___ MATERIAL FOR THIS EXERCISE ___
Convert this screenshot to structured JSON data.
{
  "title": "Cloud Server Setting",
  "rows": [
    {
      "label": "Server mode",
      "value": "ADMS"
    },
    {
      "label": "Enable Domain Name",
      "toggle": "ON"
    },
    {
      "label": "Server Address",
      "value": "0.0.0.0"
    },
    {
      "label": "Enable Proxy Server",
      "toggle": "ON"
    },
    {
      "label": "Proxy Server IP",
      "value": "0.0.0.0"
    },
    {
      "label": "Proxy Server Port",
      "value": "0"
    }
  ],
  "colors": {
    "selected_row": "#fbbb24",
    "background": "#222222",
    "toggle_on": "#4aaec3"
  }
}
___
WHAT IS REQUIRED: Which lines contain the word "Proxy"? Copy each of them.

TASK ANSWER:
      "label": "Enable Proxy Server",
      "label": "Proxy Server IP",
      "label": "Proxy Server Port",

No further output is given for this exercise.